● To do: Leave out the pictures and output the data verbatim.

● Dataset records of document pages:
####################

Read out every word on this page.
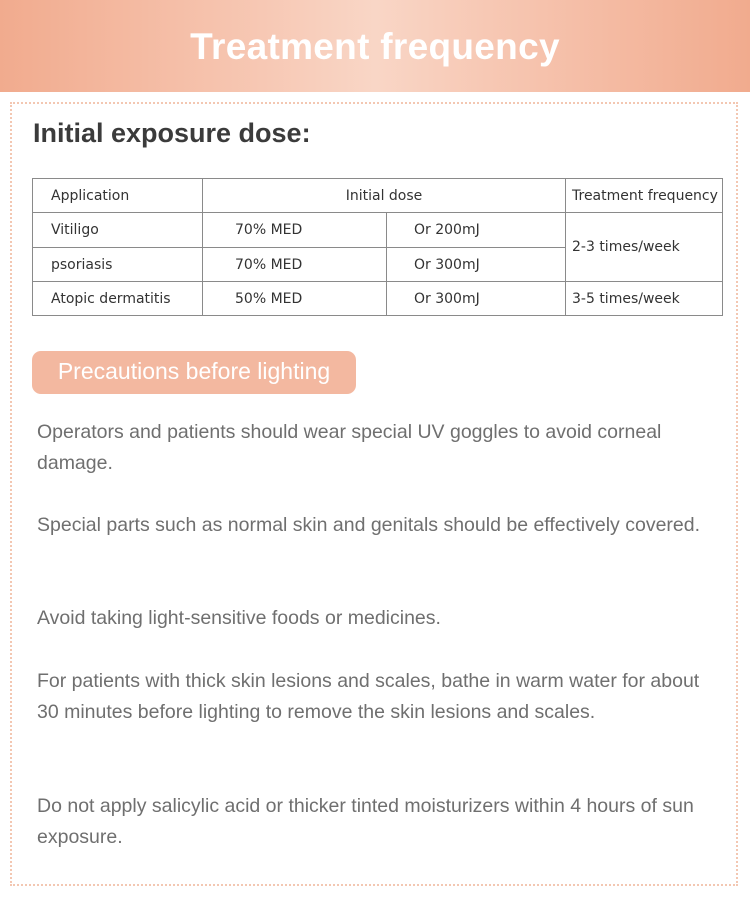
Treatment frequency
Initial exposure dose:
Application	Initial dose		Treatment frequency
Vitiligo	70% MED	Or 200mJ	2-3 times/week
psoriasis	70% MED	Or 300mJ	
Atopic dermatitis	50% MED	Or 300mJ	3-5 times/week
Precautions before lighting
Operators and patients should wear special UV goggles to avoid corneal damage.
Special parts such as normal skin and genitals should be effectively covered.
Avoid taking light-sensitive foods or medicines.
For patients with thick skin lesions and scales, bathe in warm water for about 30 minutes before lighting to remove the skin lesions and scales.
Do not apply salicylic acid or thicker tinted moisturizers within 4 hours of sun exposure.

####################

● Answer for the task:
Read out every word on this page.
Treatment frequency
Initial exposure dose:
Application	Initial dose		Treatment frequency
Vitiligo	70% MED	Or 200mJ	2-3 times/week
psoriasis	70% MED	Or 300mJ	
Atopic dermatitis	50% MED	Or 300mJ	3-5 times/week
Precautions before lighting
Operators and patients should wear special UV goggles to avoid corneal damage.
Special parts such as normal skin and genitals should be effectively covered.
Avoid taking light-sensitive foods or medicines.
For patients with thick skin lesions and scales, bathe in warm water for about 30 minutes before lighting to remove the skin lesions and scales.
Do not apply salicylic acid or thicker tinted moisturizers within 4 hours of sun exposure.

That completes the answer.